§ **THE DATA**:
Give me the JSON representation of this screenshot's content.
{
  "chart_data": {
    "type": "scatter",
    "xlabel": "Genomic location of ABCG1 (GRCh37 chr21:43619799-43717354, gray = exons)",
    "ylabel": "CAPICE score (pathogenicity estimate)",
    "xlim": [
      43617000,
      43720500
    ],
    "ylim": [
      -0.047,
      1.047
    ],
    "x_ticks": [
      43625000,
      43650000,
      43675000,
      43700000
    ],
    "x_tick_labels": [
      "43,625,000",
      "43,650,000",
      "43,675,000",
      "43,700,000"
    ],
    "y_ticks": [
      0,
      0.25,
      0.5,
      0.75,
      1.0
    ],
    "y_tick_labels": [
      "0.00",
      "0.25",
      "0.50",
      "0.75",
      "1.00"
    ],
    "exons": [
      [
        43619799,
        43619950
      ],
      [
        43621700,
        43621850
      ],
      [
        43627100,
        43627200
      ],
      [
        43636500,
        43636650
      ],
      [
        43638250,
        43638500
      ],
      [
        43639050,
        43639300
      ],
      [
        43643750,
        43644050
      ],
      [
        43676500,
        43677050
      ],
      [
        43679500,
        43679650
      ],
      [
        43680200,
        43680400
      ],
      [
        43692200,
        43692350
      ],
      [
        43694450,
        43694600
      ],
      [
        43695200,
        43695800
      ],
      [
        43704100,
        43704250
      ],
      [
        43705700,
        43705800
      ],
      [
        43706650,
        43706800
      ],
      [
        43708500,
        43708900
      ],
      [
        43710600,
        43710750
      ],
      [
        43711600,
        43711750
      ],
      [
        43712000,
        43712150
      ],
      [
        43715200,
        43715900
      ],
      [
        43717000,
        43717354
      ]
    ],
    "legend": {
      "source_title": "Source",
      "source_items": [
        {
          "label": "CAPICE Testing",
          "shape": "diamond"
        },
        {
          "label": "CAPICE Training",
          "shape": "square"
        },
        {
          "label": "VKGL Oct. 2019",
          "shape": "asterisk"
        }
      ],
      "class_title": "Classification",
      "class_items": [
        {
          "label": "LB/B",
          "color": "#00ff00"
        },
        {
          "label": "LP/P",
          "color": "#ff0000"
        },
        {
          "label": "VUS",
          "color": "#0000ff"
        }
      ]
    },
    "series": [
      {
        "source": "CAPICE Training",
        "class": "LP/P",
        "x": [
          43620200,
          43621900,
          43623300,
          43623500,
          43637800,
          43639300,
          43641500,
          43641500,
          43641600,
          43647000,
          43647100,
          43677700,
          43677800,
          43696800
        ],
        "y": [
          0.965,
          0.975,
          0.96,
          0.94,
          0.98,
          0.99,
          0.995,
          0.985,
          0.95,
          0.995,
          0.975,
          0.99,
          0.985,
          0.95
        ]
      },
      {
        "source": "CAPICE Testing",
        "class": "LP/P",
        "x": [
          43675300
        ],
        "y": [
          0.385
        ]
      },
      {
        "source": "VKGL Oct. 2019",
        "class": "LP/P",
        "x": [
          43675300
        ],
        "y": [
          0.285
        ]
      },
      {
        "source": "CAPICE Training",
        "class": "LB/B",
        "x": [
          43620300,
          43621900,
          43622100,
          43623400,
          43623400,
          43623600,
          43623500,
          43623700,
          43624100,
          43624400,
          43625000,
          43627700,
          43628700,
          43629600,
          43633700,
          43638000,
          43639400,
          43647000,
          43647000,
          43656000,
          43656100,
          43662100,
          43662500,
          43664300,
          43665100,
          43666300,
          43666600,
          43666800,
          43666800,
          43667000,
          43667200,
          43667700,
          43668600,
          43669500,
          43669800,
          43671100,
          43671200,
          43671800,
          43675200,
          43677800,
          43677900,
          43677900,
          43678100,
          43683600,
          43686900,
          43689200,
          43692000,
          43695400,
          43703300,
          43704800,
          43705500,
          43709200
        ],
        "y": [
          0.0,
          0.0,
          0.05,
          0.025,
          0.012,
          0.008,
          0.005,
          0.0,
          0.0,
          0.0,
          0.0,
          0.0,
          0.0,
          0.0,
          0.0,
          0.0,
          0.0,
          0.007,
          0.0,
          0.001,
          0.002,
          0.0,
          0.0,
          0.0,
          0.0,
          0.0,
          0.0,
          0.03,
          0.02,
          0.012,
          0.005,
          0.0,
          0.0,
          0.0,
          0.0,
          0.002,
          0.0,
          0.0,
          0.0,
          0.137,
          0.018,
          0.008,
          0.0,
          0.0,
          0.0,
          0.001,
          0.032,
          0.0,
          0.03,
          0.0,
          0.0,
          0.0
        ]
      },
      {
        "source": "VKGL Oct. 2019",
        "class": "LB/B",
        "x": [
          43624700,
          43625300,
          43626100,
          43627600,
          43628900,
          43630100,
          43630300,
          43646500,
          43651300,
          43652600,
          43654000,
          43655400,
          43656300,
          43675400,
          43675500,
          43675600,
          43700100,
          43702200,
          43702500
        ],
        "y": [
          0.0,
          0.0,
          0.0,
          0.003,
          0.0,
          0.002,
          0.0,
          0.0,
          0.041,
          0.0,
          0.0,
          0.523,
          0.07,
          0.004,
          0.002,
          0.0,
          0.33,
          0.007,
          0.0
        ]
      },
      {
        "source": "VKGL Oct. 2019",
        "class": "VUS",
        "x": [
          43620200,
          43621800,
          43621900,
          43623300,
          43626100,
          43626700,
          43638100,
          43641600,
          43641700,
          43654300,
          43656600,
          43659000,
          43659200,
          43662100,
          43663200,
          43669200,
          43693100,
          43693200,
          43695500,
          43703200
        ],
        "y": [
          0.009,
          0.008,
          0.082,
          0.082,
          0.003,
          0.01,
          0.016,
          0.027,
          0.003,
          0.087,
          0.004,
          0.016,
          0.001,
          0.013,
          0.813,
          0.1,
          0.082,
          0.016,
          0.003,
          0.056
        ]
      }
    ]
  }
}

§ **TASK REQUIREMENTS**: Give back all the records exactly as they stand.

§ **TASK RESPONSE**:
Give me the JSON representation of this screenshot's content.
{
  "chart_data": {
    "type": "scatter",
    "xlabel": "Genomic location of ABCG1 (GRCh37 chr21:43619799-43717354, gray = exons)",
    "ylabel": "CAPICE score (pathogenicity estimate)",
    "xlim": [
      43617000,
      43720500
    ],
    "ylim": [
      -0.047,
      1.047
    ],
    "x_ticks": [
      43625000,
      43650000,
      43675000,
      43700000
    ],
    "x_tick_labels": [
      "43,625,000",
      "43,650,000",
      "43,675,000",
      "43,700,000"
    ],
    "y_ticks": [
      0,
      0.25,
      0.5,
      0.75,
      1.0
    ],
    "y_tick_labels": [
      "0.00",
      "0.25",
      "0.50",
      "0.75",
      "1.00"
    ],
    "exons": [
      [
        43619799,
        43619950
      ],
      [
        43621700,
        43621850
      ],
      [
        43627100,
        43627200
      ],
      [
        43636500,
        43636650
      ],
      [
        43638250,
        43638500
      ],
      [
        43639050,
        43639300
      ],
      [
        43643750,
        43644050
      ],
      [
        43676500,
        43677050
      ],
      [
        43679500,
        43679650
      ],
      [
        43680200,
        43680400
      ],
      [
        43692200,
        43692350
      ],
      [
        43694450,
        43694600
      ],
      [
        43695200,
        43695800
      ],
      [
        43704100,
        43704250
      ],
      [
        43705700,
        43705800
      ],
      [
        43706650,
        43706800
      ],
      [
        43708500,
        43708900
      ],
      [
        43710600,
        43710750
      ],
      [
        43711600,
        43711750
      ],
      [
        43712000,
        43712150
      ],
      [
        43715200,
        43715900
      ],
      [
        43717000,
        43717354
      ]
    ],
    "legend": {
      "source_title": "Source",
      "source_items": [
        {
          "label": "CAPICE Testing",
          "shape": "diamond"
        },
        {
          "label": "CAPICE Training",
          "shape": "square"
        },
        {
          "label": "VKGL Oct. 2019",
          "shape": "asterisk"
        }
      ],
      "class_title": "Classification",
      "class_items": [
        {
          "label": "LB/B",
          "color": "#00ff00"
        },
        {
          "label": "LP/P",
          "color": "#ff0000"
        },
        {
          "label": "VUS",
          "color": "#0000ff"
        }
      ]
    },
    "series": [
      {
        "source": "CAPICE Training",
        "class": "LP/P",
        "x": [
          43620200,
          43621900,
          43623300,
          43623500,
          43637800,
          43639300,
          43641500,
          43641500,
          43641600,
          43647000,
          43647100,
          43677700,
          43677800,
          43696800
        ],
        "y": [
          0.965,
          0.975,
          0.96,
          0.94,
          0.98,
          0.99,
          0.995,
          0.985,
          0.95,
          0.995,
          0.975,
          0.99,
          0.985,
          0.95
        ]
      },
      {
        "source": "CAPICE Testing",
        "class": "LP/P",
        "x": [
          43675300
        ],
        "y": [
          0.385
        ]
      },
      {
        "source": "VKGL Oct. 2019",
        "class": "LP/P",
        "x": [
          43675300
        ],
        "y": [
          0.285
        ]
      },
      {
        "source": "CAPICE Training",
        "class": "LB/B",
        "x": [
          43620300,
          43621900,
          43622100,
          43623400,
          43623400,
          43623600,
          43623500,
          43623700,
          43624100,
          43624400,
          43625000,
          43627700,
          43628700,
          43629600,
          43633700,
          43638000,
          43639400,
          43647000,
          43647000,
          43656000,
          43656100,
          43662100,
          43662500,
          43664300,
          43665100,
          43666300,
          43666600,
          43666800,
          43666800,
          43667000,
          43667200,
          43667700,
          43668600,
          43669500,
          43669800,
          43671100,
          43671200,
          43671800,
          43675200,
          43677800,
          43677900,
          43677900,
          43678100,
          43683600,
          43686900,
          43689200,
          43692000,
          43695400,
          43703300,
          43704800,
          43705500,
          43709200
        ],
        "y": [
          0.0,
          0.0,
          0.05,
          0.025,
          0.012,
          0.008,
          0.005,
          0.0,
          0.0,
          0.0,
          0.0,
          0.0,
          0.0,
          0.0,
          0.0,
          0.0,
          0.0,
          0.007,
          0.0,
          0.001,
          0.002,
          0.0,
          0.0,
          0.0,
          0.0,
          0.0,
          0.0,
          0.03,
          0.02,
          0.012,
          0.005,
          0.0,
          0.0,
          0.0,
          0.0,
          0.002,
          0.0,
          0.0,
          0.0,
          0.137,
          0.018,
          0.008,
          0.0,
          0.0,
          0.0,
          0.001,
          0.032,
          0.0,
          0.03,
          0.0,
          0.0,
          0.0
        ]
      },
      {
        "source": "VKGL Oct. 2019",
        "class": "LB/B",
        "x": [
          43624700,
          43625300,
          43626100,
          43627600,
          43628900,
          43630100,
          43630300,
          43646500,
          43651300,
          43652600,
          43654000,
          43655400,
          43656300,
          43675400,
          43675500,
          43675600,
          43700100,
          43702200,
          43702500
        ],
        "y": [
          0.0,
          0.0,
          0.0,
          0.003,
          0.0,
          0.002,
          0.0,
          0.0,
          0.041,
          0.0,
          0.0,
          0.523,
          0.07,
          0.004,
          0.002,
          0.0,
          0.33,
          0.007,
          0.0
        ]
      },
      {
        "source": "VKGL Oct. 2019",
        "class": "VUS",
        "x": [
          43620200,
          43621800,
          43621900,
          43623300,
          43626100,
          43626700,
          43638100,
          43641600,
          43641700,
          43654300,
          43656600,
          43659000,
          43659200,
          43662100,
          43663200,
          43669200,
          43693100,
          43693200,
          43695500,
          43703200
        ],
        "y": [
          0.009,
          0.008,
          0.082,
          0.082,
          0.003,
          0.01,
          0.016,
          0.027,
          0.003,
          0.087,
          0.004,
          0.016,
          0.001,
          0.013,
          0.813,
          0.1,
          0.082,
          0.016,
          0.003,
          0.056
        ]
      }
    ]
  }
}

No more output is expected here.